* BEGIN *

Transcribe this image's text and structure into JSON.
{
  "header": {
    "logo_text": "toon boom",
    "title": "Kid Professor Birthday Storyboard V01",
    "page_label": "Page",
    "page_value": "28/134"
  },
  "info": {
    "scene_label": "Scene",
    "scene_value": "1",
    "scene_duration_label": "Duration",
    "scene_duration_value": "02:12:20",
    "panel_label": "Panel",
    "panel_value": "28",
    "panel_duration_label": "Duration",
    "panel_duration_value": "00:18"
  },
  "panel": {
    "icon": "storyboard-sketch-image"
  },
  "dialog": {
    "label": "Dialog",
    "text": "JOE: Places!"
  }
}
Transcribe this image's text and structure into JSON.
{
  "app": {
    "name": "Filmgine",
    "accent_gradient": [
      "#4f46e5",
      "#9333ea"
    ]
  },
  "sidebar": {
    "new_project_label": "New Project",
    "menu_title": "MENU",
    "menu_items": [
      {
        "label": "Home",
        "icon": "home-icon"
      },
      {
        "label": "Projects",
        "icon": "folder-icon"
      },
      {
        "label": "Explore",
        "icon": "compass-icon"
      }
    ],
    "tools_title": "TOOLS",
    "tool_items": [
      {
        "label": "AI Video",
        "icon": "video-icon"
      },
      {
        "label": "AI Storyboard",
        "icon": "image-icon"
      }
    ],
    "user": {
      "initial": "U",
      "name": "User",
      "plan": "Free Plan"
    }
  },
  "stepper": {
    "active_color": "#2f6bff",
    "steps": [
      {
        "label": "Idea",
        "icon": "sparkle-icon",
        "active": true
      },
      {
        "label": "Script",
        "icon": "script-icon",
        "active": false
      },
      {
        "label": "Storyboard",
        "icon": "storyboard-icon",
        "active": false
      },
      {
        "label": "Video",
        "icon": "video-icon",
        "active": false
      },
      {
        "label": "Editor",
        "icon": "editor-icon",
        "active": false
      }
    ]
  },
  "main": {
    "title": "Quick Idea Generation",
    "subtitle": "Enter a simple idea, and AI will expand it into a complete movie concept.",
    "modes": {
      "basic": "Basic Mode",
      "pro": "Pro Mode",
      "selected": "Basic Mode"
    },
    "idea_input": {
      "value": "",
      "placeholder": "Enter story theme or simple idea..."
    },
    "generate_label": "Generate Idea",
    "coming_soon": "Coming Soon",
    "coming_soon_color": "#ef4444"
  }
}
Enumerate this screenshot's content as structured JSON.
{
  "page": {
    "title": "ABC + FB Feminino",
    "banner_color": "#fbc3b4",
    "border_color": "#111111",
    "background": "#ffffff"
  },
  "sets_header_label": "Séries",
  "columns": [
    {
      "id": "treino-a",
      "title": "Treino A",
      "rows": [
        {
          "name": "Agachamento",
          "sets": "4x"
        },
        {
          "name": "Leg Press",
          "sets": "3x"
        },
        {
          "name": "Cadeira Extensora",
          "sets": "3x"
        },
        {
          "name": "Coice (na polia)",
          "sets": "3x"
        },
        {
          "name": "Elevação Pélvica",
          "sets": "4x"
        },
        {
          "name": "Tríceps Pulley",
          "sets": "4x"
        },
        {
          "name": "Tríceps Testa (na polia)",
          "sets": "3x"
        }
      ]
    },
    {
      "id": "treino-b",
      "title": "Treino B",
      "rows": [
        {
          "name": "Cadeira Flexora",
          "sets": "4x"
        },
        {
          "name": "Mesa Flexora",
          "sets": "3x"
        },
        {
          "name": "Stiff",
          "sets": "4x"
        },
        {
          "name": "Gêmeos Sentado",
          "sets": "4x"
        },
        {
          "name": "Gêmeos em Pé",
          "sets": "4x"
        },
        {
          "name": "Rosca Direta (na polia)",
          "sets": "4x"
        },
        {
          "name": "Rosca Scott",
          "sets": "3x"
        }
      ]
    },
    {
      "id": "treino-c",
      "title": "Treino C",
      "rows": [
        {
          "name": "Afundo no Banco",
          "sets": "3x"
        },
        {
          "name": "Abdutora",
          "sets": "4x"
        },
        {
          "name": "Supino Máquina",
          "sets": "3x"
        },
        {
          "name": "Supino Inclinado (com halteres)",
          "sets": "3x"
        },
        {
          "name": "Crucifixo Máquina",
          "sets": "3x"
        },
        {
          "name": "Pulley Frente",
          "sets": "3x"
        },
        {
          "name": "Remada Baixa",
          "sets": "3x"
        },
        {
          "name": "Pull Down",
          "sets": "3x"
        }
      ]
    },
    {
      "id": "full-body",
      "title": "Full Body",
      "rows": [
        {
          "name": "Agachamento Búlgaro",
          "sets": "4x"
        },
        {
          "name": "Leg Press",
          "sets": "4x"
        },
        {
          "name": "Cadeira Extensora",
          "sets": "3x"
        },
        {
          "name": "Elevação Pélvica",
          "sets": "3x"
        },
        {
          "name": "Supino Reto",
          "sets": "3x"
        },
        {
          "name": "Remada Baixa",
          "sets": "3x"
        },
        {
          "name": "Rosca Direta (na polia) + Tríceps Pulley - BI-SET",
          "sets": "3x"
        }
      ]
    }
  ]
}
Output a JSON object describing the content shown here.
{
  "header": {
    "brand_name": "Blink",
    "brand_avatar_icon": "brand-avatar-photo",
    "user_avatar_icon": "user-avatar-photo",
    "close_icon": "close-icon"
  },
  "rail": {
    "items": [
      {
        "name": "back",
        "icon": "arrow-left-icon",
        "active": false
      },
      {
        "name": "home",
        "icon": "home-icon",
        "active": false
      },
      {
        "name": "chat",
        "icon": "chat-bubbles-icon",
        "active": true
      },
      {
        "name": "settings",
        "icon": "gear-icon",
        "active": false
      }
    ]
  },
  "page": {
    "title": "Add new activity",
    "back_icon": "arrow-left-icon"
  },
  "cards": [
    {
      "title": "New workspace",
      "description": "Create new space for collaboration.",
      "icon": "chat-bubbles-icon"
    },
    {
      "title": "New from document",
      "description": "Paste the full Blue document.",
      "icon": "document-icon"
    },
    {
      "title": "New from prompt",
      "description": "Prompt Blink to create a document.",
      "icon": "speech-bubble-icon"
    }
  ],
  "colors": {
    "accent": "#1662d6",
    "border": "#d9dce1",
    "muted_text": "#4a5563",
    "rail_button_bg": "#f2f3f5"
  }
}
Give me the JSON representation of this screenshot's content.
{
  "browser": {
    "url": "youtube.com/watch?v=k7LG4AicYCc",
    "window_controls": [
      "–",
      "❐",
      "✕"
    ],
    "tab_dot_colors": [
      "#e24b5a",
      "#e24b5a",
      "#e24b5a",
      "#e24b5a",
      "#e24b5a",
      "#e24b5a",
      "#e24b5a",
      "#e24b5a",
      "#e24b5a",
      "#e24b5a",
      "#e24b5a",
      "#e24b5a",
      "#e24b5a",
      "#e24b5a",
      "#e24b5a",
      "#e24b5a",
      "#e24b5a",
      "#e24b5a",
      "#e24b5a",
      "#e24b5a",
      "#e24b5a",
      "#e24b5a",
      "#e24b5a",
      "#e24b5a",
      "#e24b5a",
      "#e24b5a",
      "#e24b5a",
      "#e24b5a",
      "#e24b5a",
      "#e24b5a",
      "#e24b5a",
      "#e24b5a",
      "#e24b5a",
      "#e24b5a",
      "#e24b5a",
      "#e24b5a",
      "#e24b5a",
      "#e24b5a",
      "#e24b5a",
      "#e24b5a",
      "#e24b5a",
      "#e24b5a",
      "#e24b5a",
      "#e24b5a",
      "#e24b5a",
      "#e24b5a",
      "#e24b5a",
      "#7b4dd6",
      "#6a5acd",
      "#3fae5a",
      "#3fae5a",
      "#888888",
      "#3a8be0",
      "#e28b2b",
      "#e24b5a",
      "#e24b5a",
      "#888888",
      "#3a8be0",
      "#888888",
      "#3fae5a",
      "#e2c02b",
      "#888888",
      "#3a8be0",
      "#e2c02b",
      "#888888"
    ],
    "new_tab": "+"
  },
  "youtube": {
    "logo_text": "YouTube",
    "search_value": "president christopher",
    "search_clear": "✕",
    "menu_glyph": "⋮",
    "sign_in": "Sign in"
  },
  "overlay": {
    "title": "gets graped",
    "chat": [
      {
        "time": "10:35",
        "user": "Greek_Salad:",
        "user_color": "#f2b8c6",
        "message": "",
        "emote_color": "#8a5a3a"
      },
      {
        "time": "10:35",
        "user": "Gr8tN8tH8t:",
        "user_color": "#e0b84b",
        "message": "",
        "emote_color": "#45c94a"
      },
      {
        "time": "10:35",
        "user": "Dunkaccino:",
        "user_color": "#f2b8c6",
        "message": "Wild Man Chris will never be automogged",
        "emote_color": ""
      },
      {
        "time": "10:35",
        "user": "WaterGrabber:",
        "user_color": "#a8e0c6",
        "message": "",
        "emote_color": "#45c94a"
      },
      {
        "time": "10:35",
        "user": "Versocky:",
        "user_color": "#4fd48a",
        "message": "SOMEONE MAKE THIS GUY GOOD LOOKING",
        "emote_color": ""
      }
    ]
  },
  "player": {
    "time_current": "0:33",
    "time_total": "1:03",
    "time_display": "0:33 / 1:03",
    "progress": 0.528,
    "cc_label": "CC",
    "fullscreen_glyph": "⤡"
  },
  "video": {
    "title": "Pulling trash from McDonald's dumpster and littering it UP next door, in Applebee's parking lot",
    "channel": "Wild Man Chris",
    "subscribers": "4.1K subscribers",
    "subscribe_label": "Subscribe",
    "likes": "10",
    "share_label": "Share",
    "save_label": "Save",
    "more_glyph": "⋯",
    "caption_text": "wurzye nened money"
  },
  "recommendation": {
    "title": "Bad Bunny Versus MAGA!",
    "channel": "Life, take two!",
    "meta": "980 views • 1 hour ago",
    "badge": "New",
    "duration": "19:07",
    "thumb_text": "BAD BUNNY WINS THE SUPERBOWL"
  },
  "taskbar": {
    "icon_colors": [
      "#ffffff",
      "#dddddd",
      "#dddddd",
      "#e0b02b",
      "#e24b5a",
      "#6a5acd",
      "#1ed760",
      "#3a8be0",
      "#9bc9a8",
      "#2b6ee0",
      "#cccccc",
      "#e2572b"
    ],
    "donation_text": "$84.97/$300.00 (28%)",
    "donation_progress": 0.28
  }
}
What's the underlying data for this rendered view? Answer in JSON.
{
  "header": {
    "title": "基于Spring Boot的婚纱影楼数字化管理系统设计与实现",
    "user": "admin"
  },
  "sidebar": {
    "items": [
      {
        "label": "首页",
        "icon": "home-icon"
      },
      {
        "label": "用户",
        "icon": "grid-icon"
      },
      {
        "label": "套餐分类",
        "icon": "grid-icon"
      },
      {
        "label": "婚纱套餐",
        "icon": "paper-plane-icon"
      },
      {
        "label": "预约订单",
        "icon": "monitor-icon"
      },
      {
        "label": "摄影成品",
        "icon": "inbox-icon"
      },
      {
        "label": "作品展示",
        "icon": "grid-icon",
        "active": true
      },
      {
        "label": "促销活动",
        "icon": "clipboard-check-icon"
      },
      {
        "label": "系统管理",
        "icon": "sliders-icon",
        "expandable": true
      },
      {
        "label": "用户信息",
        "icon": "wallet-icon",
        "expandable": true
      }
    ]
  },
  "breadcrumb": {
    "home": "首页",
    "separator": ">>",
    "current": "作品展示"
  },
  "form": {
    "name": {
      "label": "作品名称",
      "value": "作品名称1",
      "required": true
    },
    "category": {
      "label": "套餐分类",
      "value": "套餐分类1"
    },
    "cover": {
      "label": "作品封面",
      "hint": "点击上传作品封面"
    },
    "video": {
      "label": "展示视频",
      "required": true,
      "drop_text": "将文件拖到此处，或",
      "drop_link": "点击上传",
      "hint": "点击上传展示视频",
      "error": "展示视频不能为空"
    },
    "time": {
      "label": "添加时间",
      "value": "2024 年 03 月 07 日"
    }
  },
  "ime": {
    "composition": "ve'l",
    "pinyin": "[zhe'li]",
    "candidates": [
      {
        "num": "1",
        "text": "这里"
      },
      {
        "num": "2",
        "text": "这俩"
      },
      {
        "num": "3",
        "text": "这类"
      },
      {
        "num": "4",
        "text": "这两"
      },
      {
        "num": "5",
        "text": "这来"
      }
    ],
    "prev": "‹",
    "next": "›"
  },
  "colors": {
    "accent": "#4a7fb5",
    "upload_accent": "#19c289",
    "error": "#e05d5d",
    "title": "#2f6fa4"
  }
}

* END *

The request => Copy each line that contains the word "screenshot".

Task solution =>
Enumerate this screenshot's content as structured JSON.
Give me the JSON representation of this screenshot's content.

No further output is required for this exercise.